* WORK TO BE COMPLETED:
Count every line that has the word "Original". Give the number, without anything more.

* DATA SUPPLIED:
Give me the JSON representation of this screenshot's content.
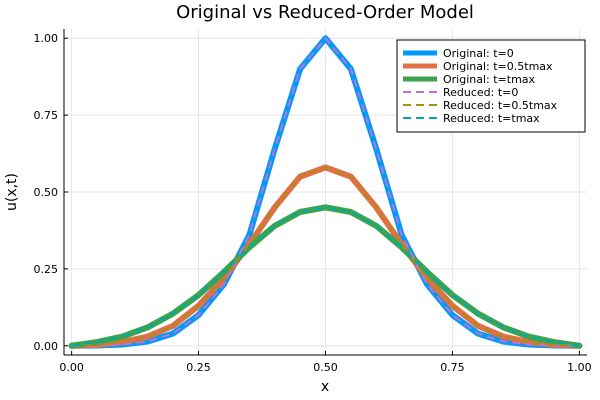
{
  "chart_data": {
    "type": "line",
    "title": "Original vs Reduced-Order Model",
    "xlabel": "x",
    "ylabel": "u(x,t)",
    "xlim": [
      -0.015,
      1.015
    ],
    "ylim": [
      -0.03,
      1.03
    ],
    "xticks": [
      0.0,
      0.25,
      0.5,
      0.75,
      1.0
    ],
    "xtick_labels": [
      "0.00",
      "0.25",
      "0.50",
      "0.75",
      "1.00"
    ],
    "yticks": [
      0.0,
      0.25,
      0.5,
      0.75,
      1.0
    ],
    "ytick_labels": [
      "0.00",
      "0.25",
      "0.50",
      "0.75",
      "1.00"
    ],
    "grid": true,
    "legend_position": "top-right",
    "x": [
      0.0,
      0.05,
      0.1,
      0.15,
      0.2,
      0.25,
      0.3,
      0.35,
      0.4,
      0.45,
      0.5,
      0.55,
      0.6,
      0.65,
      0.7,
      0.75,
      0.8,
      0.85,
      0.9,
      0.95,
      1.0
    ],
    "series": [
      {
        "name": "Original: t=0",
        "color": "#009af9",
        "style": "solid",
        "values": [
          0.0,
          0.001,
          0.004,
          0.014,
          0.04,
          0.1,
          0.2,
          0.36,
          0.64,
          0.9,
          1.0,
          0.9,
          0.64,
          0.36,
          0.2,
          0.1,
          0.04,
          0.014,
          0.004,
          0.001,
          0.0
        ]
      },
      {
        "name": "Original: t=0.5tmax",
        "color": "#e26f46",
        "style": "solid",
        "values": [
          0.0,
          0.003,
          0.012,
          0.03,
          0.065,
          0.13,
          0.22,
          0.33,
          0.45,
          0.55,
          0.58,
          0.55,
          0.45,
          0.33,
          0.22,
          0.13,
          0.065,
          0.03,
          0.012,
          0.003,
          0.0
        ]
      },
      {
        "name": "Original: t=tmax",
        "color": "#3da44d",
        "style": "solid",
        "values": [
          0.0,
          0.012,
          0.03,
          0.06,
          0.105,
          0.165,
          0.24,
          0.32,
          0.39,
          0.435,
          0.45,
          0.435,
          0.39,
          0.32,
          0.24,
          0.165,
          0.105,
          0.06,
          0.03,
          0.012,
          0.0
        ]
      },
      {
        "name": "Reduced: t=0",
        "color": "#c271d2",
        "style": "dashed",
        "values": [
          0.0,
          0.001,
          0.004,
          0.014,
          0.04,
          0.1,
          0.2,
          0.36,
          0.64,
          0.9,
          1.0,
          0.9,
          0.64,
          0.36,
          0.2,
          0.1,
          0.04,
          0.014,
          0.004,
          0.001,
          0.0
        ]
      },
      {
        "name": "Reduced: t=0.5tmax",
        "color": "#ac8d18",
        "style": "dashed",
        "values": [
          0.0,
          0.003,
          0.012,
          0.03,
          0.065,
          0.13,
          0.22,
          0.33,
          0.45,
          0.55,
          0.58,
          0.55,
          0.45,
          0.33,
          0.22,
          0.13,
          0.065,
          0.03,
          0.012,
          0.003,
          0.0
        ]
      },
      {
        "name": "Reduced: t=tmax",
        "color": "#00a9ad",
        "style": "dashed",
        "values": [
          0.0,
          0.012,
          0.03,
          0.06,
          0.105,
          0.165,
          0.24,
          0.32,
          0.39,
          0.435,
          0.45,
          0.435,
          0.39,
          0.32,
          0.24,
          0.165,
          0.105,
          0.06,
          0.03,
          0.012,
          0.0
        ]
      }
    ]
  }
}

* REPLY TO THE EXERCISE:
4